[Stated task]:
Drop all images and give the records again exactly.

[Working data]:
· · ·

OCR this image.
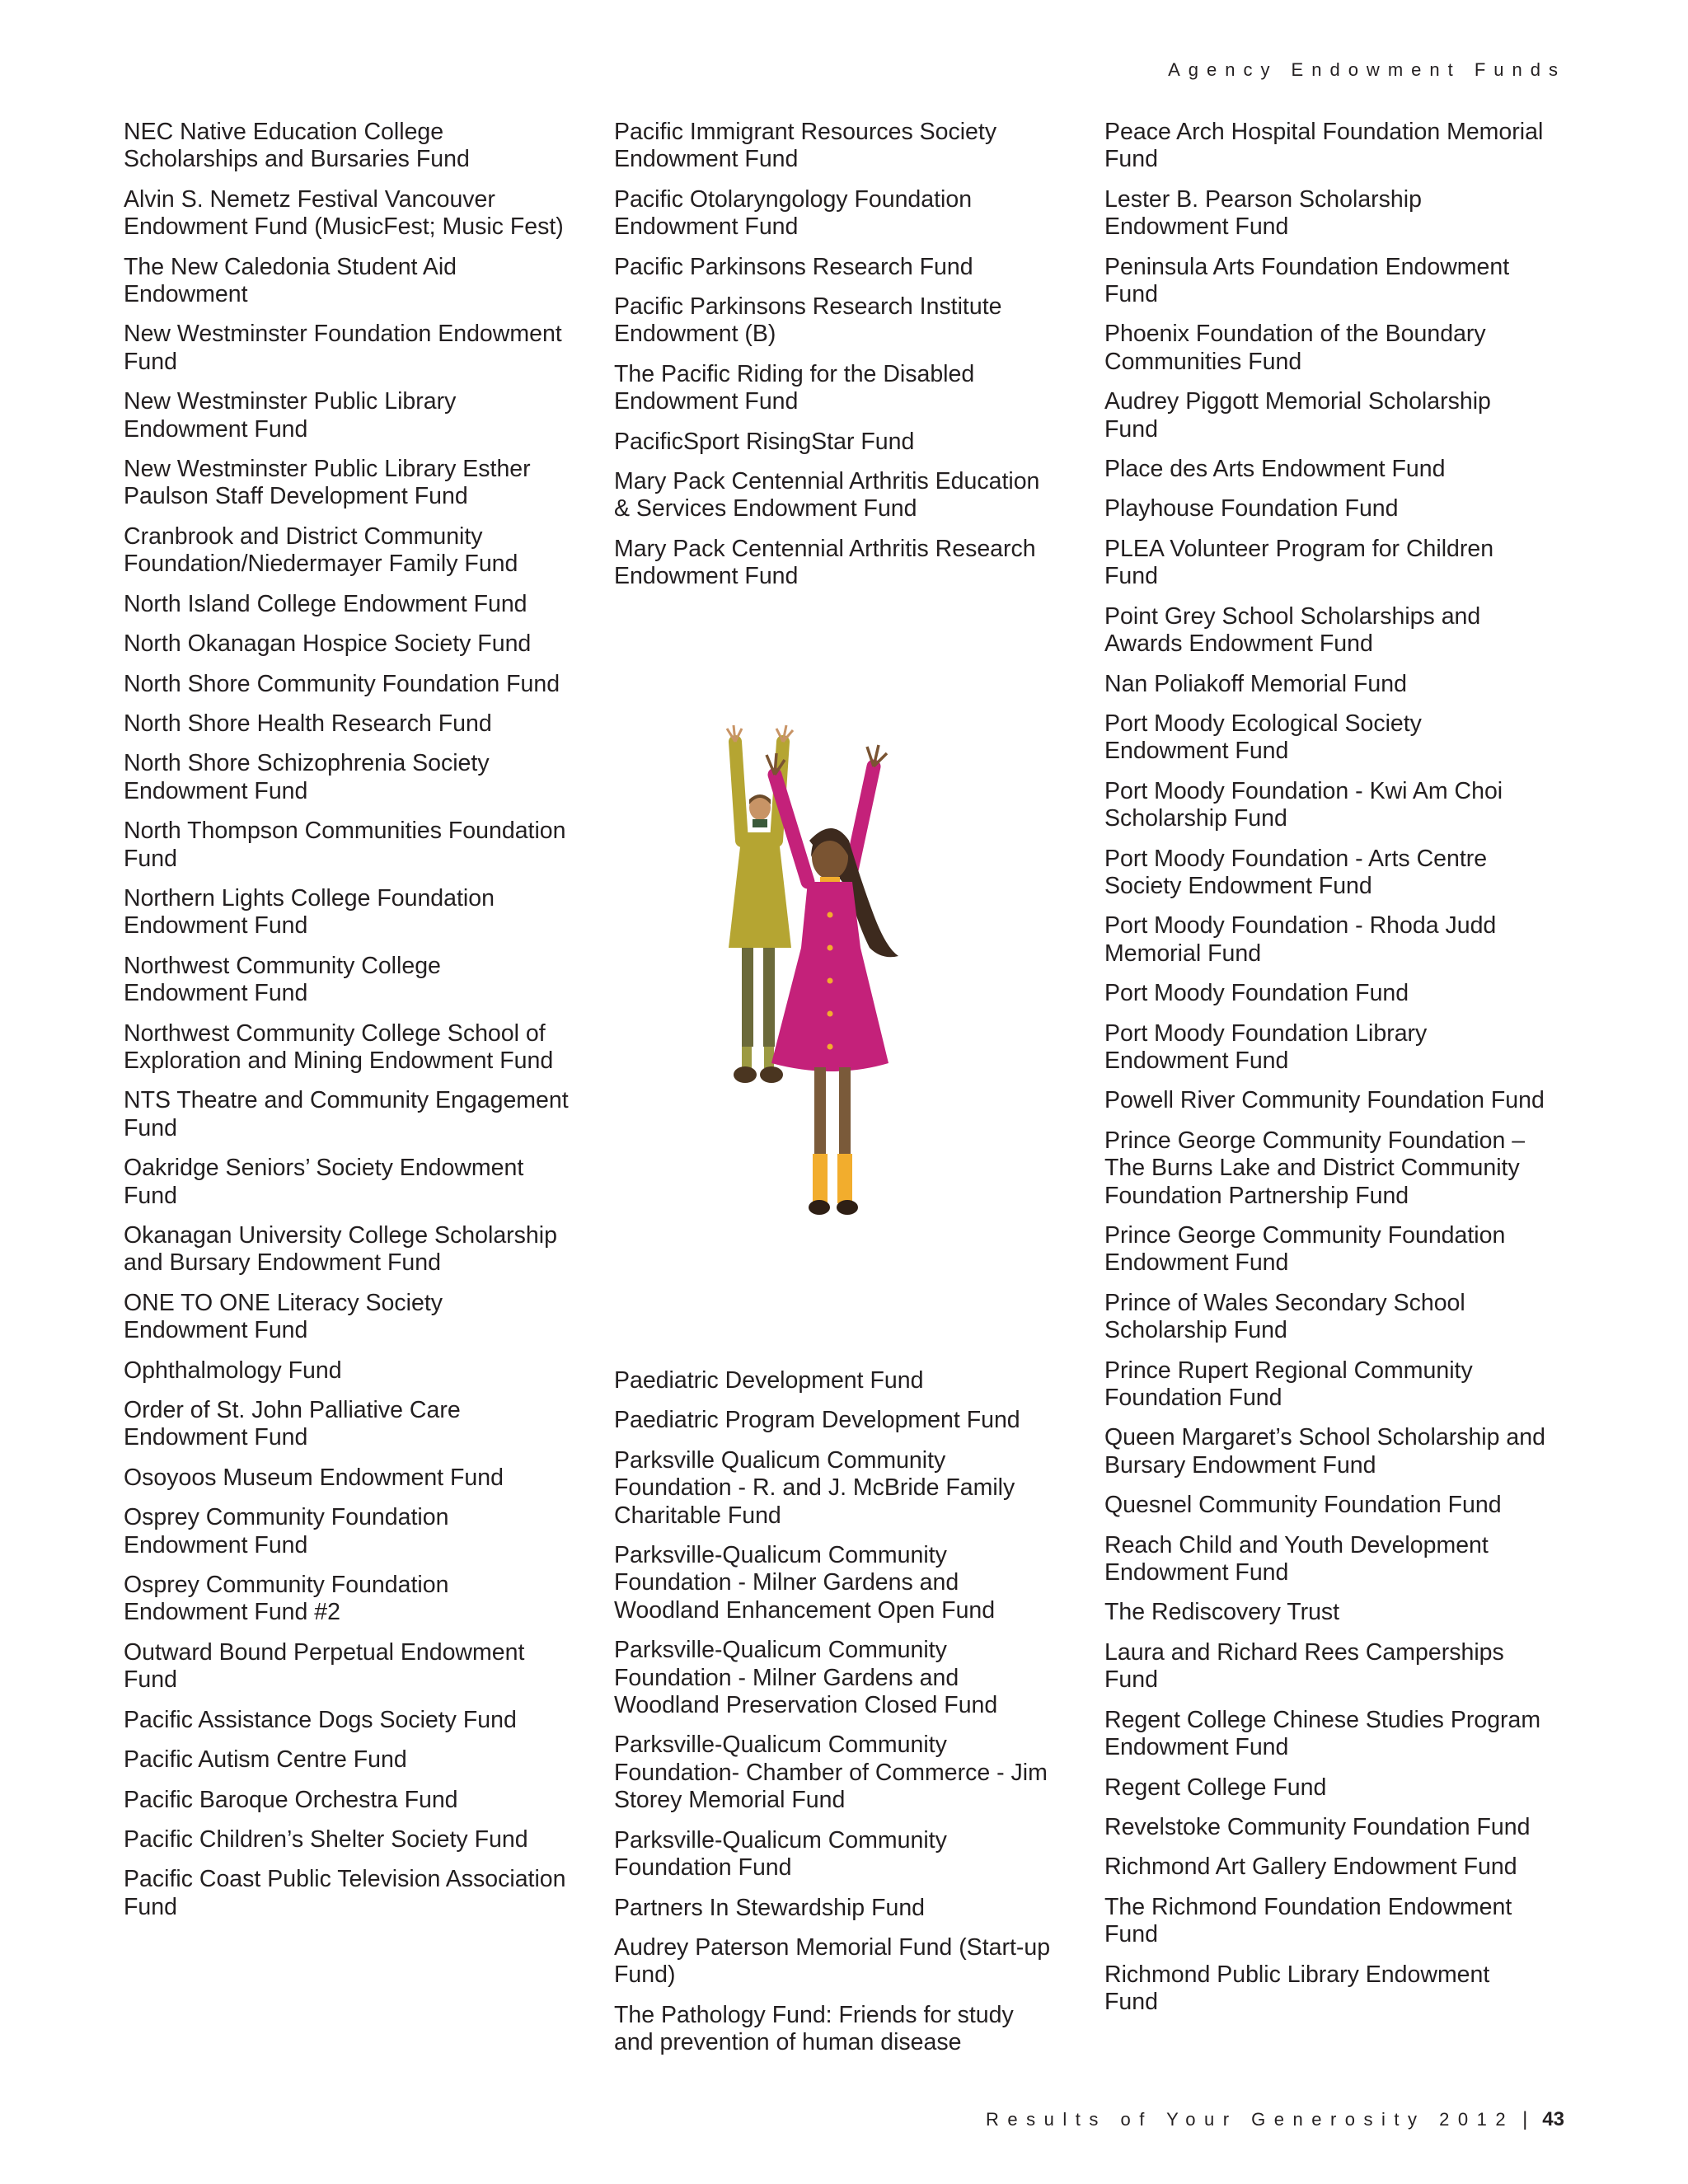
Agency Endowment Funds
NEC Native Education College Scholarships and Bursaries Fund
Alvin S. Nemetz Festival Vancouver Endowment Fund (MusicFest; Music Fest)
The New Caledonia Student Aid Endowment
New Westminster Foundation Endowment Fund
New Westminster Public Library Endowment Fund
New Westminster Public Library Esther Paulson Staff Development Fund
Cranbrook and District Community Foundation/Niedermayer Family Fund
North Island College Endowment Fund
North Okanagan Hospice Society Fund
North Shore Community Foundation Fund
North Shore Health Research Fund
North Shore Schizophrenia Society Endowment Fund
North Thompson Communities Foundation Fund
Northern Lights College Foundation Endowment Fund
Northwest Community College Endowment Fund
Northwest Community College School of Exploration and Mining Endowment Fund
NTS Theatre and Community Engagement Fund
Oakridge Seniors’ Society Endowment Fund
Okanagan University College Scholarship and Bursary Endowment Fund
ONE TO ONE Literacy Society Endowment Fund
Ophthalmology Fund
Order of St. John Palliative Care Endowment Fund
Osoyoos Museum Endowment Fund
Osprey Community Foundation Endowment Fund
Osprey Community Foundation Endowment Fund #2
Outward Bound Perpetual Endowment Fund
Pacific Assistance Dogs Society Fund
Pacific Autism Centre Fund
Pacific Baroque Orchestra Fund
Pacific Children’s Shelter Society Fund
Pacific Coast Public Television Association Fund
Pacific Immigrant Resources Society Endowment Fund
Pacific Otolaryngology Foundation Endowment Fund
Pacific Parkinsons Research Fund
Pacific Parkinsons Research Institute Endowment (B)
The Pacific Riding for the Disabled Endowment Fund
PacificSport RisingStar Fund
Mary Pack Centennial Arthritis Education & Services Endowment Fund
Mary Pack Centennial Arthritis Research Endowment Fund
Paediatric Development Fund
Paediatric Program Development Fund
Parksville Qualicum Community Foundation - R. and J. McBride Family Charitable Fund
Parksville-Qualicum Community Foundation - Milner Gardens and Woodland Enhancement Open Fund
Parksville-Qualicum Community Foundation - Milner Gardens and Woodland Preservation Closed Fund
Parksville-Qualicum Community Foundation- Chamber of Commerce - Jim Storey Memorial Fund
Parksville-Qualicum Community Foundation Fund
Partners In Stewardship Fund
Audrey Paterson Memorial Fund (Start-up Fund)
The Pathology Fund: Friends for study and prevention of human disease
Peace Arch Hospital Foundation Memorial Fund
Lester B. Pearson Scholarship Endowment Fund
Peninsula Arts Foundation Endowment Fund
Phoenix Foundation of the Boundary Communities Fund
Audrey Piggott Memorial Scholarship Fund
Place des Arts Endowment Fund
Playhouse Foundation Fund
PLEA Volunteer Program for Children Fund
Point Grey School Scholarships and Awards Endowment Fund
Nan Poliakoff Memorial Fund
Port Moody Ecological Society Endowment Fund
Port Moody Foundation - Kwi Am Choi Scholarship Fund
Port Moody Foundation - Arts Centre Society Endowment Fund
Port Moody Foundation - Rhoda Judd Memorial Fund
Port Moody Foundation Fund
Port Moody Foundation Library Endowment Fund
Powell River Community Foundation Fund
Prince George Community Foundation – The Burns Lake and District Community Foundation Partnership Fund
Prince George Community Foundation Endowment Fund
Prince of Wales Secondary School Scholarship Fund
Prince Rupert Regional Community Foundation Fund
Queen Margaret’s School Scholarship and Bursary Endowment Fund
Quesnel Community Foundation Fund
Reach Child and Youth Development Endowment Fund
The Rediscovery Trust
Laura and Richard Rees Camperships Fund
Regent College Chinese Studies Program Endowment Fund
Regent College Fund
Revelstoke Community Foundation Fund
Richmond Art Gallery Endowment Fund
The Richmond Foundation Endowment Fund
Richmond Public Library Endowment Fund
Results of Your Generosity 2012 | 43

· · ·

[Correct result]:
OCR this image.
Agency Endowment Funds
NEC Native Education College Scholarships and Bursaries Fund
Alvin S. Nemetz Festival Vancouver Endowment Fund (MusicFest; Music Fest)
The New Caledonia Student Aid Endowment
New Westminster Foundation Endowment Fund
New Westminster Public Library Endowment Fund
New Westminster Public Library Esther Paulson Staff Development Fund
Cranbrook and District Community Foundation/Niedermayer Family Fund
North Island College Endowment Fund
North Okanagan Hospice Society Fund
North Shore Community Foundation Fund
North Shore Health Research Fund
North Shore Schizophrenia Society Endowment Fund
North Thompson Communities Foundation Fund
Northern Lights College Foundation Endowment Fund
Northwest Community College Endowment Fund
Northwest Community College School of Exploration and Mining Endowment Fund
NTS Theatre and Community Engagement Fund
Oakridge Seniors’ Society Endowment Fund
Okanagan University College Scholarship and Bursary Endowment Fund
ONE TO ONE Literacy Society Endowment Fund
Ophthalmology Fund
Order of St. John Palliative Care Endowment Fund
Osoyoos Museum Endowment Fund
Osprey Community Foundation Endowment Fund
Osprey Community Foundation Endowment Fund #2
Outward Bound Perpetual Endowment Fund
Pacific Assistance Dogs Society Fund
Pacific Autism Centre Fund
Pacific Baroque Orchestra Fund
Pacific Children’s Shelter Society Fund
Pacific Coast Public Television Association Fund
Pacific Immigrant Resources Society Endowment Fund
Pacific Otolaryngology Foundation Endowment Fund
Pacific Parkinsons Research Fund
Pacific Parkinsons Research Institute Endowment (B)
The Pacific Riding for the Disabled Endowment Fund
PacificSport RisingStar Fund
Mary Pack Centennial Arthritis Education & Services Endowment Fund
Mary Pack Centennial Arthritis Research Endowment Fund
Paediatric Development Fund
Paediatric Program Development Fund
Parksville Qualicum Community Foundation - R. and J. McBride Family Charitable Fund
Parksville-Qualicum Community Foundation - Milner Gardens and Woodland Enhancement Open Fund
Parksville-Qualicum Community Foundation - Milner Gardens and Woodland Preservation Closed Fund
Parksville-Qualicum Community Foundation- Chamber of Commerce - Jim Storey Memorial Fund
Parksville-Qualicum Community Foundation Fund
Partners In Stewardship Fund
Audrey Paterson Memorial Fund (Start-up Fund)
The Pathology Fund: Friends for study and prevention of human disease
Peace Arch Hospital Foundation Memorial Fund
Lester B. Pearson Scholarship Endowment Fund
Peninsula Arts Foundation Endowment Fund
Phoenix Foundation of the Boundary Communities Fund
Audrey Piggott Memorial Scholarship Fund
Place des Arts Endowment Fund
Playhouse Foundation Fund
PLEA Volunteer Program for Children Fund
Point Grey School Scholarships and Awards Endowment Fund
Nan Poliakoff Memorial Fund
Port Moody Ecological Society Endowment Fund
Port Moody Foundation - Kwi Am Choi Scholarship Fund
Port Moody Foundation - Arts Centre Society Endowment Fund
Port Moody Foundation - Rhoda Judd Memorial Fund
Port Moody Foundation Fund
Port Moody Foundation Library Endowment Fund
Powell River Community Foundation Fund
Prince George Community Foundation – The Burns Lake and District Community Foundation Partnership Fund
Prince George Community Foundation Endowment Fund
Prince of Wales Secondary School Scholarship Fund
Prince Rupert Regional Community Foundation Fund
Queen Margaret’s School Scholarship and Bursary Endowment Fund
Quesnel Community Foundation Fund
Reach Child and Youth Development Endowment Fund
The Rediscovery Trust
Laura and Richard Rees Camperships Fund
Regent College Chinese Studies Program Endowment Fund
Regent College Fund
Revelstoke Community Foundation Fund
Richmond Art Gallery Endowment Fund
The Richmond Foundation Endowment Fund
Richmond Public Library Endowment Fund
Results of Your Generosity 2012 | 43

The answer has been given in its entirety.